## SOURCE RECORDS
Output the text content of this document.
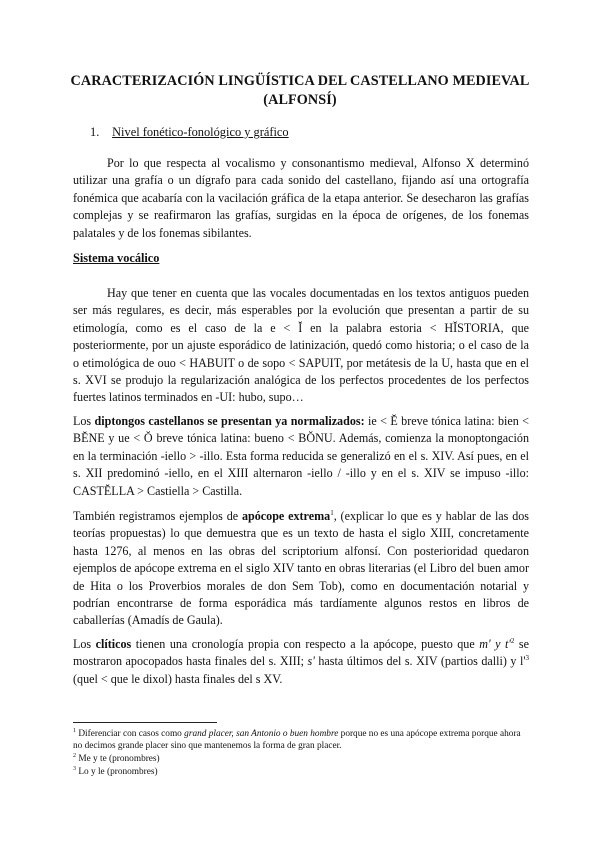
CARACTERIZACIÓN LINGÜÍSTICA DEL CASTELLANO MEDIEVAL
(ALFONSÍ)
1. Nivel fonético-fonológico y gráfico
Por lo que respecta al vocalismo y consonantismo medieval, Alfonso X determinó utilizar una grafía o un dígrafo para cada sonido del castellano, fijando así una ortografía fonémica que acabaría con la vacilación gráfica de la etapa anterior. Se desecharon las grafías complejas y se reafirmaron las grafías, surgidas en la época de orígenes, de los fonemas palatales y de los fonemas sibilantes.
Sistema vocálico
Hay que tener en cuenta que las vocales documentadas en los textos antiguos pueden ser más regulares, es decir, más esperables por la evolución que presentan a partir de su etimología, como es el caso de la e < Ĭ en la palabra estoria < HĬSTORIA, que posteriormente, por un ajuste esporádico de latinización, quedó como historia; o el caso de la o etimológica de ouo < HABUIT o de sopo < SAPUIT, por metátesis de la U, hasta que en el s. XVI se produjo la regularización analógica de los perfectos procedentes de los perfectos fuertes latinos terminados en -UI: hubo, supo…
Los diptongos castellanos se presentan ya normalizados: ie < Ĕ breve tónica latina: bien < BĔNE y ue < Ŏ breve tónica latina: bueno < BŎNU. Además, comienza la monoptongación en la terminación -iello > -illo. Esta forma reducida se generalizó en el s. XIV. Así pues, en el s. XII predominó -iello, en el XIII alternaron -iello / -illo y en el s. XIV se impuso -illo: CASTĔLLA > Castiella > Castilla.
También registramos ejemplos de apócope extrema$^1$, (explicar lo que es y hablar de las dos teorías propuestas) lo que demuestra que es un texto de hasta el siglo XIII, concretamente hasta 1276, al menos en las obras del scriptorium alfonsí. Con posterioridad quedaron ejemplos de apócope extrema en el siglo XIV tanto en obras literarias (el Libro del buen amor de Hita o los Proverbios morales de don Sem Tob), como en documentación notarial y podrían encontrarse de forma esporádica más tardíamente algunos restos en libros de caballerías (Amadís de Gaula).
Los clíticos tienen una cronología propia con respecto a la apócope, puesto que m' y $t'^2$ se mostraron apocopados hasta finales del s. XIII; s' hasta últimos del s. XIV (partios dalli) y $l'^3$ (quel < que le dixol) hasta finales del s XV.
$^1$ Diferenciar con casos como grand placer, san Antonio o buen hombre porque no es una apócope extrema porque ahora no decimos grande placer sino que mantenemos la forma de gran placer.
$^2$ Me y te (pronombres)
$^3$ Lo y le (pronombres)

## TO DO
The data above must be given back verbatim, minus its images.

## WRITTEN REPLY
Output the text content of this document.
CARACTERIZACIÓN LINGÜÍSTICA DEL CASTELLANO MEDIEVAL
(ALFONSÍ)
1. Nivel fonético-fonológico y gráfico
Por lo que respecta al vocalismo y consonantismo medieval, Alfonso X determinó utilizar una grafía o un dígrafo para cada sonido del castellano, fijando así una ortografía fonémica que acabaría con la vacilación gráfica de la etapa anterior. Se desecharon las grafías complejas y se reafirmaron las grafías, surgidas en la época de orígenes, de los fonemas palatales y de los fonemas sibilantes.
Sistema vocálico
Hay que tener en cuenta que las vocales documentadas en los textos antiguos pueden ser más regulares, es decir, más esperables por la evolución que presentan a partir de su etimología, como es el caso de la e < Ĭ en la palabra estoria < HĬSTORIA, que posteriormente, por un ajuste esporádico de latinización, quedó como historia; o el caso de la o etimológica de ouo < HABUIT o de sopo < SAPUIT, por metátesis de la U, hasta que en el s. XVI se produjo la regularización analógica de los perfectos procedentes de los perfectos fuertes latinos terminados en -UI: hubo, supo…
Los diptongos castellanos se presentan ya normalizados: ie < Ĕ breve tónica latina: bien < BĔNE y ue < Ŏ breve tónica latina: bueno < BŎNU. Además, comienza la monoptongación en la terminación -iello > -illo. Esta forma reducida se generalizó en el s. XIV. Así pues, en el s. XII predominó -iello, en el XIII alternaron -iello / -illo y en el s. XIV se impuso -illo: CASTĔLLA > Castiella > Castilla.
También registramos ejemplos de apócope extrema$^1$, (explicar lo que es y hablar de las dos teorías propuestas) lo que demuestra que es un texto de hasta el siglo XIII, concretamente hasta 1276, al menos en las obras del scriptorium alfonsí. Con posterioridad quedaron ejemplos de apócope extrema en el siglo XIV tanto en obras literarias (el Libro del buen amor de Hita o los Proverbios morales de don Sem Tob), como en documentación notarial y podrían encontrarse de forma esporádica más tardíamente algunos restos en libros de caballerías (Amadís de Gaula).
Los clíticos tienen una cronología propia con respecto a la apócope, puesto que m' y $t'^2$ se mostraron apocopados hasta finales del s. XIII; s' hasta últimos del s. XIV (partios dalli) y $l'^3$ (quel < que le dixol) hasta finales del s XV.
$^1$ Diferenciar con casos como grand placer, san Antonio o buen hombre porque no es una apócope extrema porque ahora no decimos grande placer sino que mantenemos la forma de gran placer.
$^2$ Me y te (pronombres)
$^3$ Lo y le (pronombres)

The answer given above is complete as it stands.